* _What needs to be done_
Your reply should be one number: the count of lines holding the word "鄰苯二甲酸二乙酯".

━━ Dataset entries ━━

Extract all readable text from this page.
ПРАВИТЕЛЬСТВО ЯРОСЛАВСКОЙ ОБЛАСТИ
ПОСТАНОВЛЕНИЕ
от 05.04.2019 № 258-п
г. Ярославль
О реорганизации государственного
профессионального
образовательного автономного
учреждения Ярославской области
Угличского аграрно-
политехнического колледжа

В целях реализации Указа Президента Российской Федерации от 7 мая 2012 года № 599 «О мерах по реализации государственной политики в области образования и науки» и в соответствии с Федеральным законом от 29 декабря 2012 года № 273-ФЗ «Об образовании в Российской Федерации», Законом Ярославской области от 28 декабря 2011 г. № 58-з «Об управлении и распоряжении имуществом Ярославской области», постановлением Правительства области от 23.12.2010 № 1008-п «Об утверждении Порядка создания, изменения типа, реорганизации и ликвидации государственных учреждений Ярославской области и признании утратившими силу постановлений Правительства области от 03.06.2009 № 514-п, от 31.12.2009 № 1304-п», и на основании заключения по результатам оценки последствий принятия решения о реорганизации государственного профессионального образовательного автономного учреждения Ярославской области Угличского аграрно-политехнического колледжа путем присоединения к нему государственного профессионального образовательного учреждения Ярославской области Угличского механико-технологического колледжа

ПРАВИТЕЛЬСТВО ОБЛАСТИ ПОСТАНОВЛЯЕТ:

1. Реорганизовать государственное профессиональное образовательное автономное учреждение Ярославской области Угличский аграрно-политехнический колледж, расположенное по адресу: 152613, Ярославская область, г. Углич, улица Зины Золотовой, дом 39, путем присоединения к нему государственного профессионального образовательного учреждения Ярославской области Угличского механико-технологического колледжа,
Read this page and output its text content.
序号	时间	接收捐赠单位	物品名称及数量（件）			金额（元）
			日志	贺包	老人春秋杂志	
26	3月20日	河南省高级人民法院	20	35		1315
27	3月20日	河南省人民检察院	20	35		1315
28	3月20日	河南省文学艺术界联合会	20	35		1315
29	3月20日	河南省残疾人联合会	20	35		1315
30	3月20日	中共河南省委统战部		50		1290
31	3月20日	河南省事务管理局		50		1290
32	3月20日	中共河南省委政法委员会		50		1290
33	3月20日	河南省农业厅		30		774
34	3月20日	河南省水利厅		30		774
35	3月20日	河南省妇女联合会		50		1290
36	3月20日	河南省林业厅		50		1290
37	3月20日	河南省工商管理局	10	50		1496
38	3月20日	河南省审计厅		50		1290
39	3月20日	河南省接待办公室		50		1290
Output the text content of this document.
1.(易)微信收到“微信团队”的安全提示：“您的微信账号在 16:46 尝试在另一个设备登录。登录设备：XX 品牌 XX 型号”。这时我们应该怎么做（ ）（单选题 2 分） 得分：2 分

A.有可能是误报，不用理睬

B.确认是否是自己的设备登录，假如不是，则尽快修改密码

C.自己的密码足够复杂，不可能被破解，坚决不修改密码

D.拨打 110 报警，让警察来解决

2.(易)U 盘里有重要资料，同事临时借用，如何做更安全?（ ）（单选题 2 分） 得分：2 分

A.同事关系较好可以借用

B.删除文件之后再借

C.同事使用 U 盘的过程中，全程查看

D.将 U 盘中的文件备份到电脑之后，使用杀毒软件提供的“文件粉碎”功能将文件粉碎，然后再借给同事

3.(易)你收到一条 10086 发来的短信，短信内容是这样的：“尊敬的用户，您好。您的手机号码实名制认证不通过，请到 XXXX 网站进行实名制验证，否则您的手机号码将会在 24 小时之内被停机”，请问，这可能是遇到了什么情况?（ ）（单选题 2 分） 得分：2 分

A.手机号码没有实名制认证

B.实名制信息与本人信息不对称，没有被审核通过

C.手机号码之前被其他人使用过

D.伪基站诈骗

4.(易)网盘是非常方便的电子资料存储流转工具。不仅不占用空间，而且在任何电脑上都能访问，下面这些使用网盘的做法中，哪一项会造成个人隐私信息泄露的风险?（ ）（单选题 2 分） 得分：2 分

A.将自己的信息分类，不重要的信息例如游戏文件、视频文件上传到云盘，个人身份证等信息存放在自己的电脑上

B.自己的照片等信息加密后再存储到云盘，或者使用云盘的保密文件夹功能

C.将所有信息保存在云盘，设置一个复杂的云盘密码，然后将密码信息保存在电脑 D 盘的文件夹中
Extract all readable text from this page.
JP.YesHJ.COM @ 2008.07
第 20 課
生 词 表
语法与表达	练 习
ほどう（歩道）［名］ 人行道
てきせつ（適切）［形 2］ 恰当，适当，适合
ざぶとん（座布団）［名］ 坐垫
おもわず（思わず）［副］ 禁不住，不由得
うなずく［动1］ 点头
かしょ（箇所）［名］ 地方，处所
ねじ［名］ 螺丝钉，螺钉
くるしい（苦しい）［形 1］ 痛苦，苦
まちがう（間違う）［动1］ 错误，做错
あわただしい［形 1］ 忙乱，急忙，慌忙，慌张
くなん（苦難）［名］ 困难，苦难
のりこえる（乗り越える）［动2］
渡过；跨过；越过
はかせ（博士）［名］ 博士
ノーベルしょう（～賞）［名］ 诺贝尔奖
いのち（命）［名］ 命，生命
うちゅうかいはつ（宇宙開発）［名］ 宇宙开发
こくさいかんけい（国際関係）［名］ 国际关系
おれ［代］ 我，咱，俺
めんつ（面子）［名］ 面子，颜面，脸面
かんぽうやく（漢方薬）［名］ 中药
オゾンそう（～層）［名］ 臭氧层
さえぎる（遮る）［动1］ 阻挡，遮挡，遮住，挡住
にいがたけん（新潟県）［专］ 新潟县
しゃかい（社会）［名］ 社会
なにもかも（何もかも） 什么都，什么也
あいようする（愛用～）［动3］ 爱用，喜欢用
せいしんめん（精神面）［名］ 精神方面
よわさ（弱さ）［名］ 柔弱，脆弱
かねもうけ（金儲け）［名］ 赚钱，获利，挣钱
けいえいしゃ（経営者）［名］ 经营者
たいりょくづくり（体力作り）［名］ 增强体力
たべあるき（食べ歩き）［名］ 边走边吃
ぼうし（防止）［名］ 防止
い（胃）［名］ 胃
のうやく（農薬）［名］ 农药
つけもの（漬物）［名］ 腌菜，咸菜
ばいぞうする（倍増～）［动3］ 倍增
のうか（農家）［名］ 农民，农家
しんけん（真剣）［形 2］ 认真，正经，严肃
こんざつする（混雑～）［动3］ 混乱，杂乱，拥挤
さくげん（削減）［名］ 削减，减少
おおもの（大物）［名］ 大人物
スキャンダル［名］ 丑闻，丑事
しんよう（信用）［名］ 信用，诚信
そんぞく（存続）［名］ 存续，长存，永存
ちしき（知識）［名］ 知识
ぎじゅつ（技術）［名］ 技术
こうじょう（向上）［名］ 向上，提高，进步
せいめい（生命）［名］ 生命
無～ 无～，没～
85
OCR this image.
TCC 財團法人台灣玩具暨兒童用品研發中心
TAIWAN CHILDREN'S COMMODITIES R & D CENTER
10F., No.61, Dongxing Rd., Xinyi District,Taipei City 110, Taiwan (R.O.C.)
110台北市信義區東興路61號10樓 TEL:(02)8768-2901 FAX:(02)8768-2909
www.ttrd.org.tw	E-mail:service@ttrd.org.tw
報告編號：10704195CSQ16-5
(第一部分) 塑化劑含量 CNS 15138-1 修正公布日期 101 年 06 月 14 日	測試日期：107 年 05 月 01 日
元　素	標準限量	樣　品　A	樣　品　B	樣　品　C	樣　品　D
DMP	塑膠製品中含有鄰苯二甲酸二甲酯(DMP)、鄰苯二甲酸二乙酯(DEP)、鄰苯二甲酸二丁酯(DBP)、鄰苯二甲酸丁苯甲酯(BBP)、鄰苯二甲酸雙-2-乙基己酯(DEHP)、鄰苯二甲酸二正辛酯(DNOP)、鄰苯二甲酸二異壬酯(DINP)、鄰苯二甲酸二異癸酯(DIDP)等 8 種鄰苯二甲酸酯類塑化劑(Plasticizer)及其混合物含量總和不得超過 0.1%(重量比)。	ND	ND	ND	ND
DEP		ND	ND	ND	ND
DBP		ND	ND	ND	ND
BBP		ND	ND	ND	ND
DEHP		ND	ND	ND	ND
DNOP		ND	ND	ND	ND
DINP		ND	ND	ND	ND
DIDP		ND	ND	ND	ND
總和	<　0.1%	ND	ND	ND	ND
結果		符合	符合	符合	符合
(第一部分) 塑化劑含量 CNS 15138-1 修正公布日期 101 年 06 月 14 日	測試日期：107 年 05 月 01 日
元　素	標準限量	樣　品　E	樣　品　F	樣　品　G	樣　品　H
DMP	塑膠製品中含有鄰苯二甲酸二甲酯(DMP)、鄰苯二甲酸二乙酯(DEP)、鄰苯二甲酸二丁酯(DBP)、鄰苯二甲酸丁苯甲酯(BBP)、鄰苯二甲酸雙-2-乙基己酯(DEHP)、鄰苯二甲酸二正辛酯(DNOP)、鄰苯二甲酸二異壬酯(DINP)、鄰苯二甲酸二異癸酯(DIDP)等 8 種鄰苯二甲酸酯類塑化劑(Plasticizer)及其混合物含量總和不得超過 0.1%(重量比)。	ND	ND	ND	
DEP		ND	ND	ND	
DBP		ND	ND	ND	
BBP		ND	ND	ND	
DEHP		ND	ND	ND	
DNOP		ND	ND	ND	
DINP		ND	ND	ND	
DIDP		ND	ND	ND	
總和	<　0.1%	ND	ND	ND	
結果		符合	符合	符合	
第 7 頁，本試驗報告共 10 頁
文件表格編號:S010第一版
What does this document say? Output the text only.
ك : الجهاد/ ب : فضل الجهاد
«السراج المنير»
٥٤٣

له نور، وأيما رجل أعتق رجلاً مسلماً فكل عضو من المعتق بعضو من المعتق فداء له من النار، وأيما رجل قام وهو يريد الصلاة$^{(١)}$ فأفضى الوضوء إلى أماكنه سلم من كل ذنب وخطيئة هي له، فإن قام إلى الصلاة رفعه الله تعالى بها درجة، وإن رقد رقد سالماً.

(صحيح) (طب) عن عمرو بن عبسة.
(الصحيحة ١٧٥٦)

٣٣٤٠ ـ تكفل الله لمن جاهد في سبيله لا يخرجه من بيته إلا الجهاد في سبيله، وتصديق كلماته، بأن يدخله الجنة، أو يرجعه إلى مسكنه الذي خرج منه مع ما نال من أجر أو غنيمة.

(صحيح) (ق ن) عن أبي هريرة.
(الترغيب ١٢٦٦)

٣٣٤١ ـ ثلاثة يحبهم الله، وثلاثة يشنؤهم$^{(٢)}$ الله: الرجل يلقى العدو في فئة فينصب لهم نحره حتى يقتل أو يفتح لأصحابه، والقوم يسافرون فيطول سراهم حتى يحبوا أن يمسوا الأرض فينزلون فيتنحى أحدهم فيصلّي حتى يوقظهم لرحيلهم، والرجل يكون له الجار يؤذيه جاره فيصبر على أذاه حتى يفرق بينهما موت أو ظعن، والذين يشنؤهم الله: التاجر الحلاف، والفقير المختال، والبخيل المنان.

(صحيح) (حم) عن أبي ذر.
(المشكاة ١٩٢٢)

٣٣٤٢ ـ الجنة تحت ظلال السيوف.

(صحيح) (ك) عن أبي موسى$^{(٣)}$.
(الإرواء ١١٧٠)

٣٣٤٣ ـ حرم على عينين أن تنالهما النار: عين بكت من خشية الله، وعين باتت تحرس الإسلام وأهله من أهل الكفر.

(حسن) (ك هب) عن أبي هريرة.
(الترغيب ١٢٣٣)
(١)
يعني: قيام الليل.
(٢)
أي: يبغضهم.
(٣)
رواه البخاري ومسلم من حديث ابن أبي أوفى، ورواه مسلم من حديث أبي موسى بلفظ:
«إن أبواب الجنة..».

━━━

* _Response to the task_
2